— Requirements —
Only the lines from the one containing "Transcribe the text in this document." through the final line of the material below should be output, exactly as they stand.

------ Provided entries ------

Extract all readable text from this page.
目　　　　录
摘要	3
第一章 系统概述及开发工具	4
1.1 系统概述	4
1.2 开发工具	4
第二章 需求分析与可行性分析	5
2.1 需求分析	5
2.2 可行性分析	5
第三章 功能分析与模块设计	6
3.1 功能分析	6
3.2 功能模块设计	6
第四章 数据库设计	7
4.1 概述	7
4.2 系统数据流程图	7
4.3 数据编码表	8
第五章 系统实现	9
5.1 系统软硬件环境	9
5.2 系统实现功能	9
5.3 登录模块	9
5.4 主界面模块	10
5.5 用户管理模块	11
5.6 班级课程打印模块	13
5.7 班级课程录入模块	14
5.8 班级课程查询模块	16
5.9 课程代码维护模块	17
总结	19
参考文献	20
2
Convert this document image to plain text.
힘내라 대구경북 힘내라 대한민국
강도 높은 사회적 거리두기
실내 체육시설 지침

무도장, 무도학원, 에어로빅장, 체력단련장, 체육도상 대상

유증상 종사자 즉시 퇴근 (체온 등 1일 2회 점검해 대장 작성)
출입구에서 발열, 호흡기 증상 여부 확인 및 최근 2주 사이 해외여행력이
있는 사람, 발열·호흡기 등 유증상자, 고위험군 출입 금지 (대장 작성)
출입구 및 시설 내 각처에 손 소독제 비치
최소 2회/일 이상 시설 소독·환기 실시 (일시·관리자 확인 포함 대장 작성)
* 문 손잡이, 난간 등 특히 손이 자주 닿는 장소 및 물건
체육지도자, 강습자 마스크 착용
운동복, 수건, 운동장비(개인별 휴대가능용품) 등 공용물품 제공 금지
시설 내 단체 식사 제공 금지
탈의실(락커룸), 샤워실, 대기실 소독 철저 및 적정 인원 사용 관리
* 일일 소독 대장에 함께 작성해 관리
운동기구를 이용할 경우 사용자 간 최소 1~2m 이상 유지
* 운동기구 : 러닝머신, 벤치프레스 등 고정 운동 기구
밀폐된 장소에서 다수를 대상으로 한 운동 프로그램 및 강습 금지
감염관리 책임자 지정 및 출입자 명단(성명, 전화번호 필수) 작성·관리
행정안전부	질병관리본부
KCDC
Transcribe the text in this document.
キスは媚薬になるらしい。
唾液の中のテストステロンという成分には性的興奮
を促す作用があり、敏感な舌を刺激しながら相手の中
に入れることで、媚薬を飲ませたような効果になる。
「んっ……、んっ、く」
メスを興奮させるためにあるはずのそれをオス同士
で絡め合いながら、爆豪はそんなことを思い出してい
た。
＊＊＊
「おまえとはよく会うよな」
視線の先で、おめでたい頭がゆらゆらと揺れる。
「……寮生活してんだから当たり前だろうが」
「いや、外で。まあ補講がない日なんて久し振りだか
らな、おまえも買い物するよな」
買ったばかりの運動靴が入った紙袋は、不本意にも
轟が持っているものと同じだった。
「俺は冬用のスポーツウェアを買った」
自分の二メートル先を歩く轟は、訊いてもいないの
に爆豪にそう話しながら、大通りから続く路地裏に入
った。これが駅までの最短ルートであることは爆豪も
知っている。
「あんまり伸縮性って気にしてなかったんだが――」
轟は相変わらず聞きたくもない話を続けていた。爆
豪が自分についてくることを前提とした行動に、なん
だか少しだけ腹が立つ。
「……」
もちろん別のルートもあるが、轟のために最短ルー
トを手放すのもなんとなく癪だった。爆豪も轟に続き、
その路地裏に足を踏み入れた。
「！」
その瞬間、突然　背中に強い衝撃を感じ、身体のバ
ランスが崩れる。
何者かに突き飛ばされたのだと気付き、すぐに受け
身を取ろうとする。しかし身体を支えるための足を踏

------

— Solution below —
Transcribe the text in this document.
キスは媚薬になるらしい。
唾液の中のテストステロンという成分には性的興奮
を促す作用があり、敏感な舌を刺激しながら相手の中
に入れることで、媚薬を飲ませたような効果になる。
「んっ……、んっ、く」
メスを興奮させるためにあるはずのそれをオス同士
で絡め合いながら、爆豪はそんなことを思い出してい
た。
＊＊＊
「おまえとはよく会うよな」
視線の先で、おめでたい頭がゆらゆらと揺れる。
「……寮生活してんだから当たり前だろうが」
「いや、外で。まあ補講がない日なんて久し振りだか
らな、おまえも買い物するよな」
買ったばかりの運動靴が入った紙袋は、不本意にも
轟が持っているものと同じだった。
「俺は冬用のスポーツウェアを買った」
自分の二メートル先を歩く轟は、訊いてもいないの
に爆豪にそう話しながら、大通りから続く路地裏に入
った。これが駅までの最短ルートであることは爆豪も
知っている。
「あんまり伸縮性って気にしてなかったんだが――」
轟は相変わらず聞きたくもない話を続けていた。爆
豪が自分についてくることを前提とした行動に、なん
だか少しだけ腹が立つ。
「……」
もちろん別のルートもあるが、轟のために最短ルー
トを手放すのもなんとなく癪だった。爆豪も轟に続き、
その路地裏に足を踏み入れた。
「！」
その瞬間、突然　背中に強い衝撃を感じ、身体のバ
ランスが崩れる。
何者かに突き飛ばされたのだと気付き、すぐに受け
身を取ろうとする。しかし身体を支えるための足を踏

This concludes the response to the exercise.